**DATASET**
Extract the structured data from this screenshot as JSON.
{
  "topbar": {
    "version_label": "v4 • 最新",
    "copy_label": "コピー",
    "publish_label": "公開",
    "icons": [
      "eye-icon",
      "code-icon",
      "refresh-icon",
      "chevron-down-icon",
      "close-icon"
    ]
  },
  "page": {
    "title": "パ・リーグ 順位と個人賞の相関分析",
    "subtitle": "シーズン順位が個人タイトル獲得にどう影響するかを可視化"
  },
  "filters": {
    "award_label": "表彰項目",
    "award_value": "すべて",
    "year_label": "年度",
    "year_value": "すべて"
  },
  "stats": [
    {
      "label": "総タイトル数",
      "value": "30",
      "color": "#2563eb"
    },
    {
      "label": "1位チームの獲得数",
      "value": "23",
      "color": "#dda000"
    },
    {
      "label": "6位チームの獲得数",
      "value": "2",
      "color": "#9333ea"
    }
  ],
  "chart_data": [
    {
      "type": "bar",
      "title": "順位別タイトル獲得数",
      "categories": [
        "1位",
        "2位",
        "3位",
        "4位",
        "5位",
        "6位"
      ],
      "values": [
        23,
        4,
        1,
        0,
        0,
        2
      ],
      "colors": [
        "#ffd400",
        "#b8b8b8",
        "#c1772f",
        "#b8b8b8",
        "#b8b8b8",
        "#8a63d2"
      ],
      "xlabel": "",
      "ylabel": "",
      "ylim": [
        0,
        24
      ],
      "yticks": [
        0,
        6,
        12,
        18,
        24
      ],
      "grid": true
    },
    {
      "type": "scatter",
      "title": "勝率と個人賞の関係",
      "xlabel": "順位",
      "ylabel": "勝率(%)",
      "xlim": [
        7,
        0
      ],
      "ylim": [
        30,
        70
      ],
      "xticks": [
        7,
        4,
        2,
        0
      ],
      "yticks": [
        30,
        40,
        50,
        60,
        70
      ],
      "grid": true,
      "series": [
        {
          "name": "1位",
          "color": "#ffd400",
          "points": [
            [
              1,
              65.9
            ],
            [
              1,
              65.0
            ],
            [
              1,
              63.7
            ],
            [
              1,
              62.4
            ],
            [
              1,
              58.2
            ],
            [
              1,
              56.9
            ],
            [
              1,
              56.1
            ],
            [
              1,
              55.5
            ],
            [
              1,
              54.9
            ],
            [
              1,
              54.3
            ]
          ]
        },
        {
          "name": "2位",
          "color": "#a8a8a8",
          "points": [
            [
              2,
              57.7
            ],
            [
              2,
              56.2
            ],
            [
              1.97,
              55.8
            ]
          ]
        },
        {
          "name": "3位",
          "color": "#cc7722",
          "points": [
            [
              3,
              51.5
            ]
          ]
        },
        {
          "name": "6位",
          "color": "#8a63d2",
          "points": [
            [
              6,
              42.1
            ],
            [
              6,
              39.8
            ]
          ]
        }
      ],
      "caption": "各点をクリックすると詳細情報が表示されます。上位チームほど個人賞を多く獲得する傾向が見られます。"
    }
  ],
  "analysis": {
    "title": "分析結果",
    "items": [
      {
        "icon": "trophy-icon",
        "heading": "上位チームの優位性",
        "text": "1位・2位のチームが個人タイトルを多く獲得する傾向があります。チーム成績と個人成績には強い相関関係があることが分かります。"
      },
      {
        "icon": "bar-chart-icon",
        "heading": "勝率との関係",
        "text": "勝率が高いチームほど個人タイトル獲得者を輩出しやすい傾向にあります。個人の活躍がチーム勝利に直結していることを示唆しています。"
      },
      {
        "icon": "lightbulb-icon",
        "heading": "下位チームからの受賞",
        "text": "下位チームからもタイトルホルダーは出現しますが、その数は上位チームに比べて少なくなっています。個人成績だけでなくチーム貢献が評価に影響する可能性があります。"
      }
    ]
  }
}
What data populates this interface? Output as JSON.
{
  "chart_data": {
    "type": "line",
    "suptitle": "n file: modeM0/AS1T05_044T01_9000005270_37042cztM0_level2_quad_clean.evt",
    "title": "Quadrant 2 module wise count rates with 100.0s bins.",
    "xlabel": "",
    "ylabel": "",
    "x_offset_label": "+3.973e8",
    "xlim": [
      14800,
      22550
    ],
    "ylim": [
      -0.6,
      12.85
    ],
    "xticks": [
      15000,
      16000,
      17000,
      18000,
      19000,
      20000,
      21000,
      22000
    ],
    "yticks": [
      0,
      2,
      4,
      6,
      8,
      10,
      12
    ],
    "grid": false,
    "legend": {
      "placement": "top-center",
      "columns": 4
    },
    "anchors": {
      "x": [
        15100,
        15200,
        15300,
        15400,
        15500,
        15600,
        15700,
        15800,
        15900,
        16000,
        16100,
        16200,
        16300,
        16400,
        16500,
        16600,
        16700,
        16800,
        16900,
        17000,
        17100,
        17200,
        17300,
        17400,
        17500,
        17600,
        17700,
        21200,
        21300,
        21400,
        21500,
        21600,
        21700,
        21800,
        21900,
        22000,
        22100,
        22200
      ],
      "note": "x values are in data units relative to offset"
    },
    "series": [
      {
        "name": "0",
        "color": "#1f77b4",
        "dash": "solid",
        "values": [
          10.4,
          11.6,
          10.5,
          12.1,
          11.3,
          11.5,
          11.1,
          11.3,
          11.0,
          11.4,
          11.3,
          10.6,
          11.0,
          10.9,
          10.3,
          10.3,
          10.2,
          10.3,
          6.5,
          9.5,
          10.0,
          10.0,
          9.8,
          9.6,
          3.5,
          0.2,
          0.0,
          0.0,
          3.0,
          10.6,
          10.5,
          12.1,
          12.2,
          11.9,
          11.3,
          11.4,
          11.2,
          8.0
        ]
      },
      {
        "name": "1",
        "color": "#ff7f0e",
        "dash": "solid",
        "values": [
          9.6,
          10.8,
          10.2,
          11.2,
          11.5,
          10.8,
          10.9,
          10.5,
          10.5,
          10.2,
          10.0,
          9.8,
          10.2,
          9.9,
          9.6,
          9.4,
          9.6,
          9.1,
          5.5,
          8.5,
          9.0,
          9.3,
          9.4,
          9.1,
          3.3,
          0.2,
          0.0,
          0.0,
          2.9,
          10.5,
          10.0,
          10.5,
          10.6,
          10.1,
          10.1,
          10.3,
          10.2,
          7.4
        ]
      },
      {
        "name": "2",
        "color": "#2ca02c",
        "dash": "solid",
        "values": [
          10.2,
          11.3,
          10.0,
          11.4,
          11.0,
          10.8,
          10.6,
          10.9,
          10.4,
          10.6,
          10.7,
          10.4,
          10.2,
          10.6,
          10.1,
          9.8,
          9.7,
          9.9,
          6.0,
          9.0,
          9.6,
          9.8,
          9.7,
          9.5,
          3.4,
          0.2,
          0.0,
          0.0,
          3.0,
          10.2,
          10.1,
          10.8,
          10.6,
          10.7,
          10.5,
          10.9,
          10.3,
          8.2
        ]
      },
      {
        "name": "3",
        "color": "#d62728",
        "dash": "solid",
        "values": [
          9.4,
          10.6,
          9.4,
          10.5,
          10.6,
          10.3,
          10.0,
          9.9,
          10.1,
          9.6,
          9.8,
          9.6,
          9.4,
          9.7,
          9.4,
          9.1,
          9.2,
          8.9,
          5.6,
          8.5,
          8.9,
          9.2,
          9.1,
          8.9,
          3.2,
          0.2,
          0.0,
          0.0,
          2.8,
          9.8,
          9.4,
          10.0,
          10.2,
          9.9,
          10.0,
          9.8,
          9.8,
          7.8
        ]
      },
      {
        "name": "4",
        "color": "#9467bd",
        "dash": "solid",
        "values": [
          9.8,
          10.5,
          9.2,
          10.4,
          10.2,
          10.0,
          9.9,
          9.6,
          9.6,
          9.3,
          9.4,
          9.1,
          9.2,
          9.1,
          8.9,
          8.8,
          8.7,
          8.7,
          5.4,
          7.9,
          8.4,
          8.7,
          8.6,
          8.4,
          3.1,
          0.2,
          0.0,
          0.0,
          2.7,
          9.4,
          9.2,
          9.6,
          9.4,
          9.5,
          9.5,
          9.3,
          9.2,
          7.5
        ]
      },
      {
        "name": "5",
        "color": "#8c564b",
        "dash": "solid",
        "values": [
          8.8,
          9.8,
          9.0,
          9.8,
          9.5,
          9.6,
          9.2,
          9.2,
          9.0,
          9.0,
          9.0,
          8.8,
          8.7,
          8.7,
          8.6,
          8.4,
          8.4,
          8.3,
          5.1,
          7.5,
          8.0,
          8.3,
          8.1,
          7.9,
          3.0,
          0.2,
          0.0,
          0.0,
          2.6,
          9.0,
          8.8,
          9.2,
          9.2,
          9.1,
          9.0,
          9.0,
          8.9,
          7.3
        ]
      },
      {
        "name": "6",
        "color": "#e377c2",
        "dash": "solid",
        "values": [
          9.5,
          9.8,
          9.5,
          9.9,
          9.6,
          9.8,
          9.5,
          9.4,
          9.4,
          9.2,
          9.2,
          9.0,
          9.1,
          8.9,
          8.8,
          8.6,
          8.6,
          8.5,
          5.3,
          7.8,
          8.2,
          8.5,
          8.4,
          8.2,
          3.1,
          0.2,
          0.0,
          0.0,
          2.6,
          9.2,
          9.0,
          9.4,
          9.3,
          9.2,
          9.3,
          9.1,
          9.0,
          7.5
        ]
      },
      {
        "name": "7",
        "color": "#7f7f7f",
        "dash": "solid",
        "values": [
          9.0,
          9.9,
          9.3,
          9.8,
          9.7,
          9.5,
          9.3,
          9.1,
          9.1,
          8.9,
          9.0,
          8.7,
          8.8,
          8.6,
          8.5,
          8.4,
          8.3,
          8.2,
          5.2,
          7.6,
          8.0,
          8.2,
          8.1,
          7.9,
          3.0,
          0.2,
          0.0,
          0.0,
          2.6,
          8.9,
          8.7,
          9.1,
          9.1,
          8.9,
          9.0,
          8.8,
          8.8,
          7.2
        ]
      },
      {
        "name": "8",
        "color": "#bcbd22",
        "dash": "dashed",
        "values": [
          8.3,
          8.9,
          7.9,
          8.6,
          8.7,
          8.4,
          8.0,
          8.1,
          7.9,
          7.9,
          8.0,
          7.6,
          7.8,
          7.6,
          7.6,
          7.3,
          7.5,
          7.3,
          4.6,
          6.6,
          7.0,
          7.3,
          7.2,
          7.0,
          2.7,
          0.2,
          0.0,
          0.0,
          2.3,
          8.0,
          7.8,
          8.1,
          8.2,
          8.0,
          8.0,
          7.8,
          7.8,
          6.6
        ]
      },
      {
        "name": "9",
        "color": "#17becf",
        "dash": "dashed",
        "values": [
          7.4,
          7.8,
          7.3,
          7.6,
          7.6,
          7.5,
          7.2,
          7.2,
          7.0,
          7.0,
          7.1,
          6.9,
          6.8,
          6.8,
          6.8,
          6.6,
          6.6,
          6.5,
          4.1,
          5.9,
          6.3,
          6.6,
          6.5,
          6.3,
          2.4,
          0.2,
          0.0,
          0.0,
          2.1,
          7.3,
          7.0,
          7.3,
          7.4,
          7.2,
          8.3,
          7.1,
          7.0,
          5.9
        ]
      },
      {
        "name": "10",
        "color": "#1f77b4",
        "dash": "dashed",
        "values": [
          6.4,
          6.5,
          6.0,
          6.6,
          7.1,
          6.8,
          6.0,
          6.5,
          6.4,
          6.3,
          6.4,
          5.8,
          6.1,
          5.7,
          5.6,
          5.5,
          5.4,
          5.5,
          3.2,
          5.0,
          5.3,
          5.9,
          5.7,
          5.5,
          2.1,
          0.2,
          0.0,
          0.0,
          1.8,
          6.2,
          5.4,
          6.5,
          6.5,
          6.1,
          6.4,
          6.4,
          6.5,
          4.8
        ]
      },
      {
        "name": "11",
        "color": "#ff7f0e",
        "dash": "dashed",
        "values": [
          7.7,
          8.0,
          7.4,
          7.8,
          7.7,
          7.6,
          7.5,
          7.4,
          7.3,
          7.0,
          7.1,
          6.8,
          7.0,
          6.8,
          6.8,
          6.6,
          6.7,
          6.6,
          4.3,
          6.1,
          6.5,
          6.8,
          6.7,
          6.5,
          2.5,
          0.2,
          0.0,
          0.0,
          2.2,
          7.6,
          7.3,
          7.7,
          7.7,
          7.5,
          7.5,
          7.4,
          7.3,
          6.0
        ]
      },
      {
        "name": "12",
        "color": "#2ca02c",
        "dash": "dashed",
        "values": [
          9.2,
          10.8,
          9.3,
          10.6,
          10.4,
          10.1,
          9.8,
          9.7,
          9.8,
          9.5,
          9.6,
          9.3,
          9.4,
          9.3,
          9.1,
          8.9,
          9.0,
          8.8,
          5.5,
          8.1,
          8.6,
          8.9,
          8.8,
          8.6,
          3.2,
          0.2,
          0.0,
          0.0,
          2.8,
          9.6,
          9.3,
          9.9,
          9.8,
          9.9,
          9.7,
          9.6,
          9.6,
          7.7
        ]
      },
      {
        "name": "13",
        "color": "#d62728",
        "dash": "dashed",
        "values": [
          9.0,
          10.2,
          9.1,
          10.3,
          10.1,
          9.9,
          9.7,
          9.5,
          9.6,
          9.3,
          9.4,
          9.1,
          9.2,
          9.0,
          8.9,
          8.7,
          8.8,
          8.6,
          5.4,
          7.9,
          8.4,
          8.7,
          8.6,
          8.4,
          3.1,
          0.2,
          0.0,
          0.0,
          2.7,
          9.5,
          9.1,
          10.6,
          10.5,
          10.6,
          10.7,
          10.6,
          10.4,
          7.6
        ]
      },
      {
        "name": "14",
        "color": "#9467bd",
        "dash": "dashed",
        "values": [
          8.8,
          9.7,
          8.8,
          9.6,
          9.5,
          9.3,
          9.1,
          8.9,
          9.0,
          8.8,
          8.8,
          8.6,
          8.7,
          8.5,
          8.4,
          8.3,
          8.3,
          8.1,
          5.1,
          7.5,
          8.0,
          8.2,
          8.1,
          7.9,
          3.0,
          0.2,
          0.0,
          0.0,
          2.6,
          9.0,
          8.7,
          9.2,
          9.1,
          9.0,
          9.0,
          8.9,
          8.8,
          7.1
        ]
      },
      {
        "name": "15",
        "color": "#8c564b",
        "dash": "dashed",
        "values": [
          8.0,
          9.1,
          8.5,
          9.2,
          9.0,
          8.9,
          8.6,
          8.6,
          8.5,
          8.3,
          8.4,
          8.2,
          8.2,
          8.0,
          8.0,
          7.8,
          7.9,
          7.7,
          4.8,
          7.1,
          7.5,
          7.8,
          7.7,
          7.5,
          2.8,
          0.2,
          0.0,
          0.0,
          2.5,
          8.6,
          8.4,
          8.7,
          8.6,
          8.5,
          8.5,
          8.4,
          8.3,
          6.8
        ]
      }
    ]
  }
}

**STATED TASK**
Copy each line above containing the string "JSON".

**RESULT OF THIS EXERCISE**
Extract the structured data from this screenshot as JSON.
What data populates this interface? Output as JSON.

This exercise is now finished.